AIM OF THE TASK: Transcribe everything in the article below on students leaving Mumbai's civic schools, from "Civic schools fared" down to "director Nitin Wadhwani.".

EXTRACT TO READ:
Data has again underlined the migration in Mumbai from civic schools to private schools. Praja Foundation's annual report on municipal education revealed that 55,668 students left in the last five years, of which 44,632 were from Marathi medium. Last year, 13,000 moved out.

According to data obtained by Praja under the Right to Information Act, the number of students in BMC schools dipped by 3% to 3,83,485 in 2015-2016, compared to the previous academic year. The report also reveals that the dropout rate has gone up to 15 per 100 students compared to 13 last year. Fresh enrolments in class I dropped to 34,549, which are 11.9% lower, com pared to the previous year.“Through a time series analysis, in last year's report, we predicted that in 2015-16 the number of students in class I will be 38,329, but the real figure is much lower. By 2019-20, we predict class I enrolments will be only 5,558.Everyone who can afford to move out of the civic education system, immediately does so, especially to private English medium schools,“ said Praja founder Nitai Mehta.

Civic schools fared well on infrastructure parameters of the Right to Education Act, 2009, with all having a building, separate toilets for boys and girls and drinking water facilities.Activists said despite infrastructure being in place, the numbers continue to drop due to public perception of the system. “Not everything at the schools is wrong but over the past few years, the image of civic education has taken a beating due to some factors.The BMC needs to work on the faults and publicise their strengths as there are private schools where teachers and infrastructure are worse,“ said Citizen's Association for Child Rights founder director Nitin Wadhwani.

Bounding box prediction data:
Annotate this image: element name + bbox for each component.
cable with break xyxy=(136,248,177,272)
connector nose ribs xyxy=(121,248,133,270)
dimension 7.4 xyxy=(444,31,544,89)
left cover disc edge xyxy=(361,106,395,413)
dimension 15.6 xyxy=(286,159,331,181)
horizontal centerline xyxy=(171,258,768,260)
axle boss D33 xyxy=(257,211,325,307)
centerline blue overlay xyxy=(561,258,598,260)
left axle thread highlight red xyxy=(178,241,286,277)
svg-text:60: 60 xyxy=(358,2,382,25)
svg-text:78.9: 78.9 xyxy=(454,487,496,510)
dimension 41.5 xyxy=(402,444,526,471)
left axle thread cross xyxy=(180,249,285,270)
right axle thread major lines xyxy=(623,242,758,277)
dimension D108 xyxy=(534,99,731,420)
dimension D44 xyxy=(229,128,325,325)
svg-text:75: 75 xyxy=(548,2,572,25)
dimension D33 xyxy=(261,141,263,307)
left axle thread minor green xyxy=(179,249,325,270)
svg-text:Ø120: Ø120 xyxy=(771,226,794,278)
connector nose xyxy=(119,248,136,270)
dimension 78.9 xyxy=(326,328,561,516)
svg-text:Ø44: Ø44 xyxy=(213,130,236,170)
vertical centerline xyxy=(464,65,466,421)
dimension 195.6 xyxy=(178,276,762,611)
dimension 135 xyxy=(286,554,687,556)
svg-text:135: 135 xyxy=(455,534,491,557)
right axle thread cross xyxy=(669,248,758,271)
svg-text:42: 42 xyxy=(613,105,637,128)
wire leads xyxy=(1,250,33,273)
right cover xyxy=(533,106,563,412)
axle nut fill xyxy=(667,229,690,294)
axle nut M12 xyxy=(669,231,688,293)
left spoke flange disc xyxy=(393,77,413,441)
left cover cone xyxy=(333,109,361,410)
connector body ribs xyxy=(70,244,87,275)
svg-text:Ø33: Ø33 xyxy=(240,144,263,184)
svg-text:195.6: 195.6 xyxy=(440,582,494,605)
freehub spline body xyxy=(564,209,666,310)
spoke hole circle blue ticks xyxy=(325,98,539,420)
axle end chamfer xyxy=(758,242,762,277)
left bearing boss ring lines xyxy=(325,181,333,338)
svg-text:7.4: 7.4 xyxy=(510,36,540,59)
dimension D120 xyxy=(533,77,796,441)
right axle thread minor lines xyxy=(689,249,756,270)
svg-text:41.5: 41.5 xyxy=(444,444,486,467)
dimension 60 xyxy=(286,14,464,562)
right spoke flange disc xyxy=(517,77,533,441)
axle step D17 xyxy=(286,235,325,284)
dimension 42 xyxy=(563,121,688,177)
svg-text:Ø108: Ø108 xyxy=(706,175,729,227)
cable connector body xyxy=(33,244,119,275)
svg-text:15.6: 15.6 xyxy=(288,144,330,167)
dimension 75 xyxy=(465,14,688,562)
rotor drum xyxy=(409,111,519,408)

SOLVED EXERCISE:
Civic schools fared well on infrastructure parameters of the Right to Education Act, 2009, with all having a building, separate toilets for boys and girls and drinking water facilities.Activists said despite infrastructure being in place, the numbers continue to drop due to public perception of the system. “Not everything at the schools is wrong but over the past few years, the image of civic education has taken a beating due to some factors.The BMC needs to work on the faults and publicise their strengths as there are private schools where teachers and infrastructure are worse,“ said Citizen's Association for Child Rights founder director Nitin Wadhwani.